# What to work on
Reproduce every line below character for character, but omit the picture.
--- START ---
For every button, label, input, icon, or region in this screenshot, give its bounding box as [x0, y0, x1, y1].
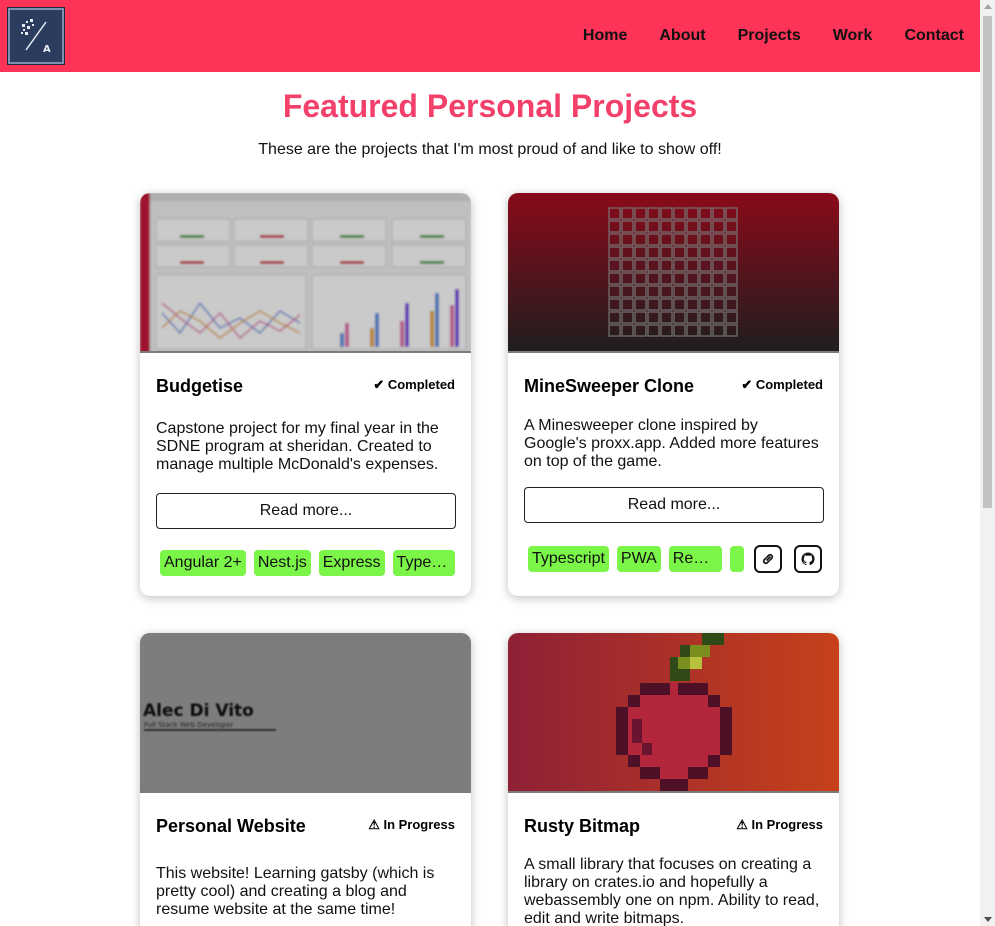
project-card-budgetise: Budgetise ✔ Completed Capstone project f…	[140, 193, 471, 596]
project-title: Personal Website	[156, 816, 306, 836]
tag: Nest.js	[253, 550, 311, 576]
tag-list: Typescript PWA React…	[528, 546, 744, 572]
project-card-rusty-bitmap: Rusty Bitmap ⚠ In Progress A small libra…	[508, 633, 839, 926]
project-title: Budgetise	[156, 376, 244, 396]
project-title: MineSweeper Clone	[524, 376, 695, 396]
project-title: Rusty Bitmap	[524, 816, 641, 836]
project-image-rusty-bitmap[interactable]	[508, 633, 839, 793]
alec-logo-icon[interactable]: A	[7, 7, 65, 65]
status-badge: ⚠ In Progress	[368, 817, 455, 832]
tag: Typescript	[528, 546, 609, 572]
nav-home[interactable]: Home	[583, 26, 627, 46]
tag: Angular 2+	[160, 550, 246, 576]
nav-projects[interactable]: Projects	[733, 26, 805, 46]
site-header: A Home About Projects Work Contact	[0, 0, 980, 72]
hero-role-text: Full Stack Web Developer	[144, 721, 233, 729]
project-description: A small library that focuses on creating…	[524, 856, 820, 926]
hero-name-text: Alec Di Vito	[143, 701, 254, 721]
project-description: A Minesweeper clone inspired by Google's…	[524, 417, 819, 470]
read-more-button[interactable]: Read more...	[524, 487, 824, 523]
project-description: Capstone project for my final year in th…	[156, 420, 439, 473]
project-image-minesweeper[interactable]	[508, 193, 839, 353]
main-nav: Home About Projects Work Contact	[551, 26, 964, 46]
page-subtitle: These are the projects that I'm most pro…	[258, 141, 722, 158]
status-badge: ⚠ In Progress	[736, 817, 823, 832]
tag	[730, 546, 744, 572]
scrollbar-thumb[interactable]	[983, 16, 992, 508]
scroll-up-icon[interactable]	[984, 4, 992, 9]
tag: Type…	[392, 550, 455, 576]
status-badge: ✔ Completed	[741, 377, 823, 392]
tag: Express	[318, 550, 385, 576]
tag-list: Angular 2+ Nest.js Express Type…	[160, 550, 456, 576]
status-badge: ✔ Completed	[373, 377, 455, 392]
page: A Home About Projects Work Contact Featu…	[0, 0, 980, 926]
scroll-down-icon[interactable]	[984, 917, 992, 922]
nav-work[interactable]: Work	[833, 26, 873, 46]
page-title: Featured Personal Projects	[282, 88, 698, 124]
nav-contact[interactable]: Contact	[904, 26, 964, 46]
link-icon[interactable]	[754, 545, 782, 573]
project-description: This website! Learning gatsby (which is …	[156, 865, 435, 918]
read-more-button[interactable]: Read more...	[156, 493, 456, 529]
project-card-minesweeper: MineSweeper Clone ✔ Completed A Mineswee…	[508, 193, 839, 596]
tag: PWA	[616, 546, 661, 572]
project-image-personal-website[interactable]: Alec Di Vito Full Stack Web Developer	[140, 633, 471, 793]
github-icon[interactable]	[794, 545, 822, 573]
svg-text:A: A	[43, 44, 51, 55]
vertical-scrollbar[interactable]	[980, 0, 995, 926]
tag: React…	[668, 546, 723, 572]
nav-about[interactable]: About	[659, 26, 705, 46]
project-image-budgetise[interactable]	[140, 193, 471, 353]
project-card-personal-website: Alec Di Vito Full Stack Web Developer Pe…	[140, 633, 471, 926]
--- END ---
# Result
For every button, label, input, icon, or region in this screenshot, give its bounding box as [x0, y0, x1, y1].
project-card-budgetise: Budgetise ✔ Completed Capstone project f…	[140, 193, 471, 596]
project-title: Personal Website	[156, 816, 306, 836]
tag: Nest.js	[253, 550, 311, 576]
tag-list: Typescript PWA React…	[528, 546, 744, 572]
project-card-rusty-bitmap: Rusty Bitmap ⚠ In Progress A small libra…	[508, 633, 839, 926]
project-title: Budgetise	[156, 376, 244, 396]
project-title: MineSweeper Clone	[524, 376, 695, 396]
project-title: Rusty Bitmap	[524, 816, 641, 836]
project-image-rusty-bitmap[interactable]	[508, 633, 839, 793]
alec-logo-icon[interactable]: A	[7, 7, 65, 65]
status-badge: ⚠ In Progress	[368, 817, 455, 832]
tag: Typescript	[528, 546, 609, 572]
nav-home[interactable]: Home	[583, 26, 627, 46]
tag: Angular 2+	[160, 550, 246, 576]
nav-projects[interactable]: Projects	[733, 26, 805, 46]
site-header: A Home About Projects Work Contact	[0, 0, 980, 72]
hero-role-text: Full Stack Web Developer	[144, 721, 233, 729]
project-description: A small library that focuses on creating…	[524, 856, 820, 926]
hero-name-text: Alec Di Vito	[143, 701, 254, 721]
project-description: A Minesweeper clone inspired by Google's…	[524, 417, 819, 470]
read-more-button[interactable]: Read more...	[524, 487, 824, 523]
project-description: Capstone project for my final year in th…	[156, 420, 439, 473]
project-image-minesweeper[interactable]	[508, 193, 839, 353]
main-nav: Home About Projects Work Contact	[551, 26, 964, 46]
page-subtitle: These are the projects that I'm most pro…	[258, 141, 722, 158]
status-badge: ⚠ In Progress	[736, 817, 823, 832]
tag	[730, 546, 744, 572]
scrollbar-thumb[interactable]	[983, 16, 992, 508]
scroll-up-icon[interactable]	[984, 4, 992, 9]
tag: Type…	[392, 550, 455, 576]
status-badge: ✔ Completed	[741, 377, 823, 392]
tag: Express	[318, 550, 385, 576]
tag-list: Angular 2+ Nest.js Express Type…	[160, 550, 456, 576]
status-badge: ✔ Completed	[373, 377, 455, 392]
page: A Home About Projects Work Contact Featu…	[0, 0, 980, 926]
scroll-down-icon[interactable]	[984, 917, 992, 922]
nav-work[interactable]: Work	[833, 26, 873, 46]
page-title: Featured Personal Projects	[282, 88, 698, 124]
nav-contact[interactable]: Contact	[904, 26, 964, 46]
link-icon[interactable]	[754, 545, 782, 573]
project-description: This website! Learning gatsby (which is …	[156, 865, 435, 918]
read-more-button[interactable]: Read more...	[156, 493, 456, 529]
project-card-minesweeper: MineSweeper Clone ✔ Completed A Mineswee…	[508, 193, 839, 596]
tag: PWA	[616, 546, 661, 572]
project-image-personal-website[interactable]: Alec Di Vito Full Stack Web Developer	[140, 633, 471, 793]
github-icon[interactable]	[794, 545, 822, 573]
svg-text:A: A	[43, 44, 51, 55]
vertical-scrollbar[interactable]	[980, 0, 995, 926]
tag: React…	[668, 546, 723, 572]
nav-about[interactable]: About	[659, 26, 705, 46]
project-image-budgetise[interactable]	[140, 193, 471, 353]
project-card-personal-website: Alec Di Vito Full Stack Web Developer Pe…	[140, 633, 471, 926]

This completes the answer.